Lift out each line of the data that holds "Frequency".

## Begin Supplied material

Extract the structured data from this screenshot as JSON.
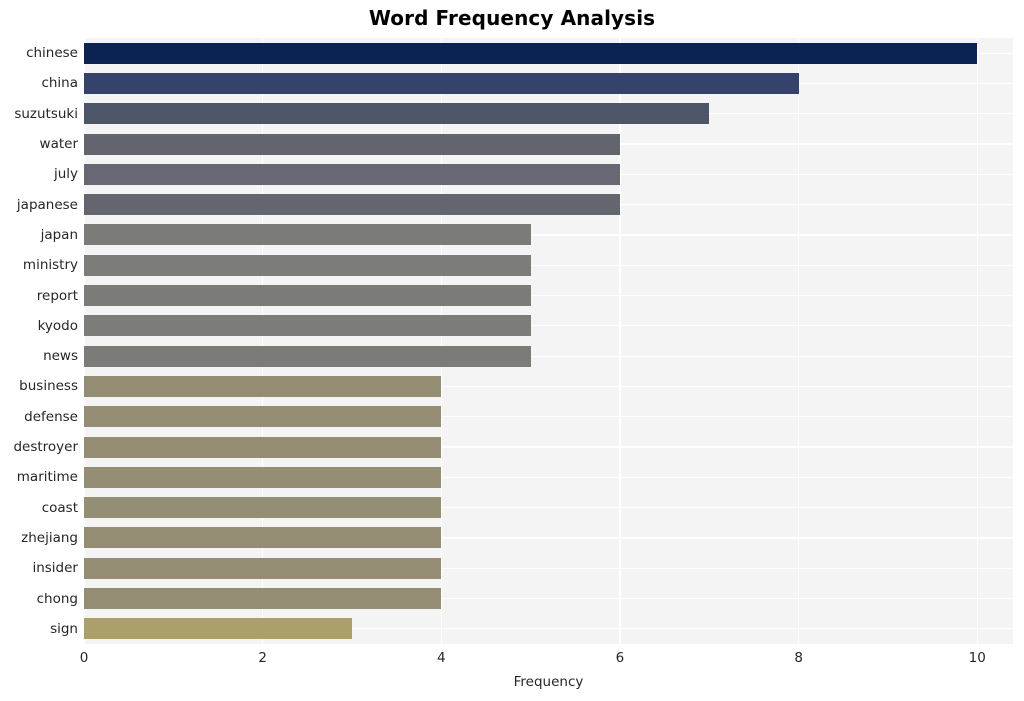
{
  "chart_data": {
    "type": "bar",
    "orientation": "horizontal",
    "title": "Word Frequency Analysis",
    "xlabel": "Frequency",
    "ylabel": "",
    "categories": [
      "chinese",
      "china",
      "suzutsuki",
      "water",
      "july",
      "japanese",
      "japan",
      "ministry",
      "report",
      "kyodo",
      "news",
      "business",
      "defense",
      "destroyer",
      "maritime",
      "coast",
      "zhejiang",
      "insider",
      "chong",
      "sign"
    ],
    "values": [
      10,
      8,
      7,
      6,
      6,
      6,
      5,
      5,
      5,
      5,
      5,
      4,
      4,
      4,
      4,
      4,
      4,
      4,
      4,
      3
    ],
    "bar_colors": [
      "#0b2350",
      "#35426b",
      "#4d5569",
      "#63656e",
      "#676873",
      "#64666f",
      "#7b7b77",
      "#7c7c78",
      "#7b7b77",
      "#7c7c78",
      "#7b7b77",
      "#948d74",
      "#958e75",
      "#948d74",
      "#958e75",
      "#948e75",
      "#948d74",
      "#958e75",
      "#948d74",
      "#aba069"
    ],
    "xlim": [
      0,
      10.4
    ],
    "xticks": [
      "0",
      "2",
      "4",
      "6",
      "8",
      "10"
    ],
    "xtick_values": [
      0,
      2,
      4,
      6,
      8,
      10
    ],
    "grid": true,
    "grid_color": "#ffffff",
    "plot_background": "#f4f4f5",
    "figure_background": "#ffffff",
    "legend": null
  }
}
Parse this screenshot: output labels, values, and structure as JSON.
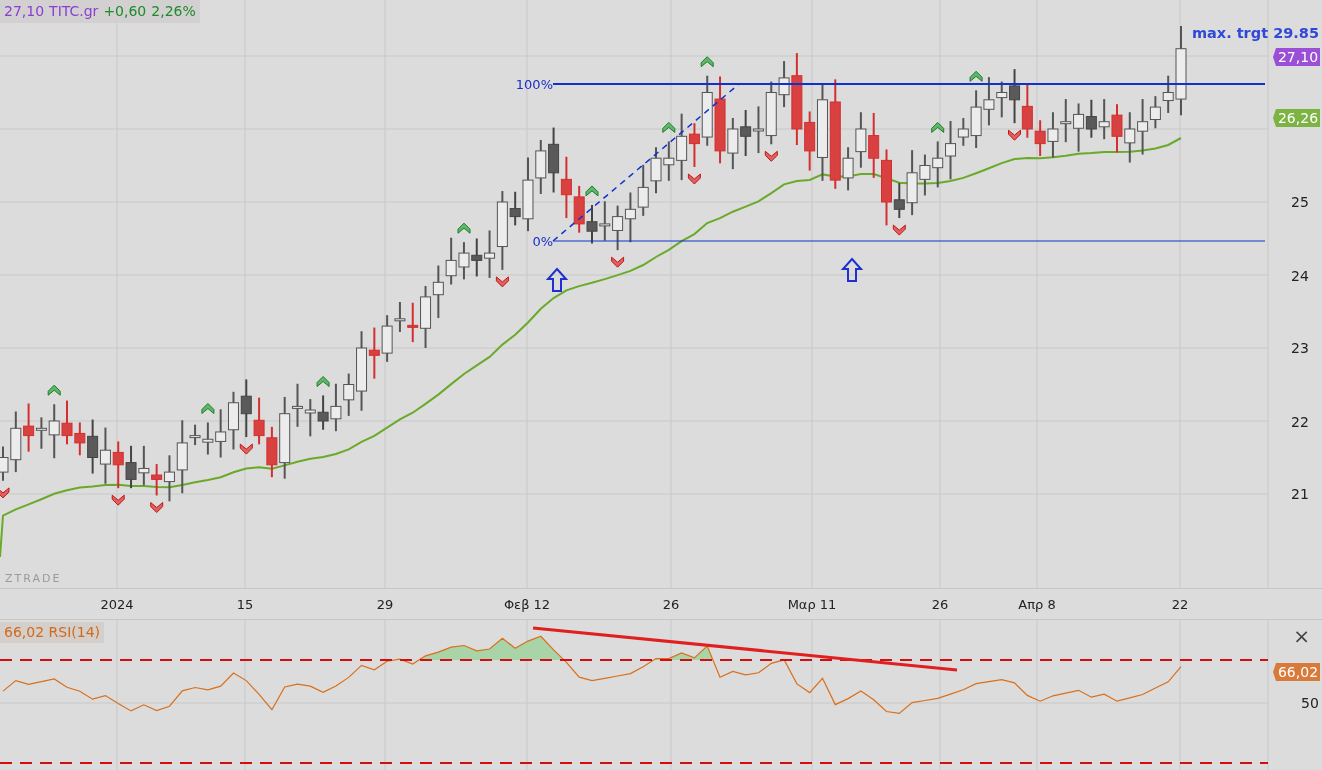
{
  "header": {
    "price": "27,10",
    "symbol": "TITC.gr",
    "change": "+0,60",
    "change_pct": "2,26%"
  },
  "price_chart": {
    "watermark": "ZTRADE",
    "target_label": "max. trgt 29.85",
    "fib_levels": [
      {
        "label": "100%"
      },
      {
        "label": "0%"
      }
    ],
    "price_axis": [
      "25",
      "24",
      "23",
      "22",
      "21"
    ],
    "last_price_tag": "27,10",
    "ma_tag": "26,26"
  },
  "time_axis": [
    "2024",
    "15",
    "29",
    "Φεβ 12",
    "26",
    "Μαρ 11",
    "26",
    "Απρ 8",
    "22"
  ],
  "rsi_pane": {
    "value": "66,02",
    "title": "RSI(14)",
    "value_tag": "66,02",
    "axis": [
      "50"
    ],
    "close": "×"
  }
}
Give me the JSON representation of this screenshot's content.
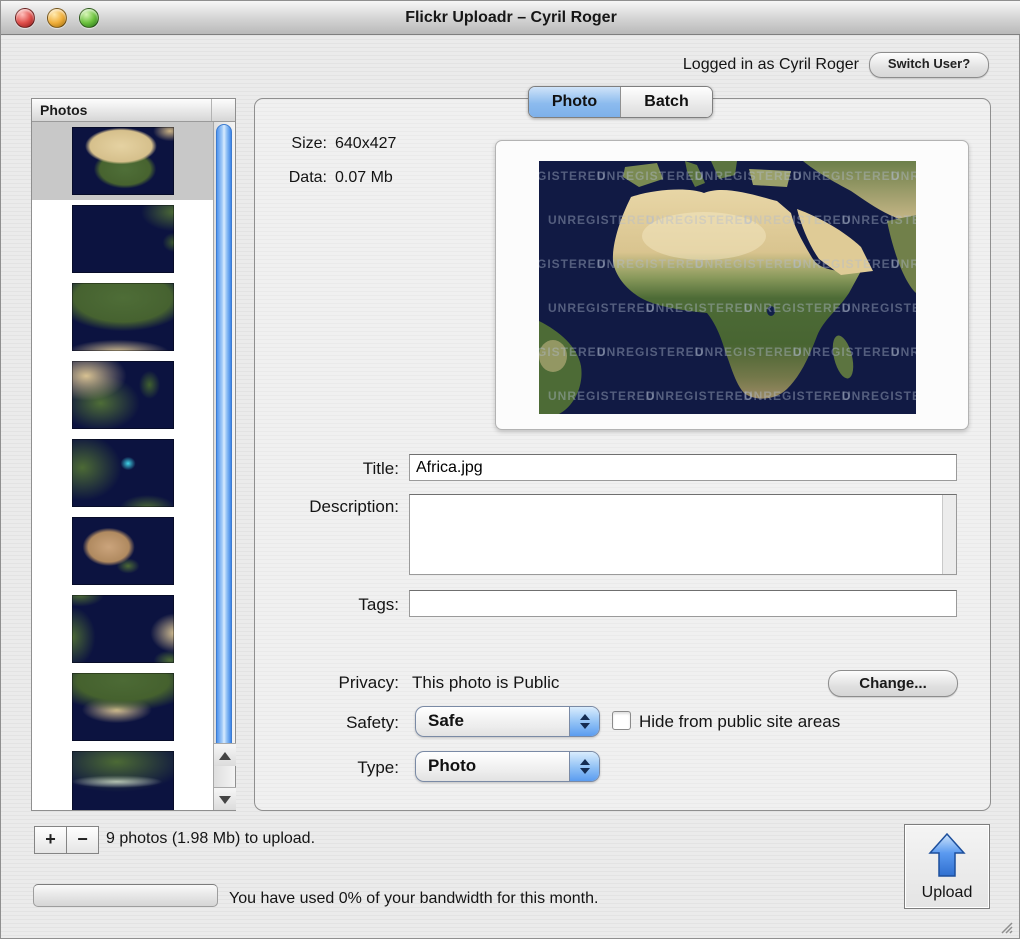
{
  "window": {
    "title": "Flickr Uploadr – Cyril Roger"
  },
  "session": {
    "logged_in_text": "Logged in as Cyril Roger",
    "switch_user_label": "Switch User?"
  },
  "tabs": [
    {
      "label": "Photo",
      "selected": true
    },
    {
      "label": "Batch",
      "selected": false
    }
  ],
  "sidebar": {
    "header": "Photos",
    "thumbnails": [
      {
        "id": "africa",
        "selected": true
      },
      {
        "id": "south-atlantic",
        "selected": false
      },
      {
        "id": "europe",
        "selected": false
      },
      {
        "id": "east-asia",
        "selected": false
      },
      {
        "id": "caribbean",
        "selected": false
      },
      {
        "id": "australia",
        "selected": false
      },
      {
        "id": "north-atlantic",
        "selected": false
      },
      {
        "id": "asia",
        "selected": false
      },
      {
        "id": "north-america",
        "selected": false
      }
    ]
  },
  "photo_info": {
    "size_label": "Size:",
    "size_value": "640x427",
    "data_label": "Data:",
    "data_value": "0.07 Mb"
  },
  "preview": {
    "watermark": "UNREGISTERED"
  },
  "form": {
    "title_label": "Title:",
    "title_value": "Africa.jpg",
    "description_label": "Description:",
    "description_value": "",
    "tags_label": "Tags:",
    "tags_value": "",
    "privacy_label": "Privacy:",
    "privacy_value": "This photo is Public",
    "change_button_label": "Change...",
    "safety_label": "Safety:",
    "safety_value": "Safe",
    "hide_checkbox_label": "Hide from public site areas",
    "hide_checked": false,
    "type_label": "Type:",
    "type_value": "Photo"
  },
  "footer": {
    "add_label": "+",
    "remove_label": "−",
    "count_text": "9 photos (1.98 Mb) to upload.",
    "bandwidth_percent": 0,
    "bandwidth_text": "You have used 0% of your bandwidth for this month.",
    "upload_label": "Upload"
  },
  "colors": {
    "selected_tab_blue": "#7db0ea",
    "scrollbar_blue": "#5b9cf0",
    "upload_arrow_blue": "#2f6fd0",
    "ocean_navy": "#0c1340"
  }
}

## End Supplied material

▶ The output
    "title": "Word Frequency Analysis",
    "xlabel": "Frequency",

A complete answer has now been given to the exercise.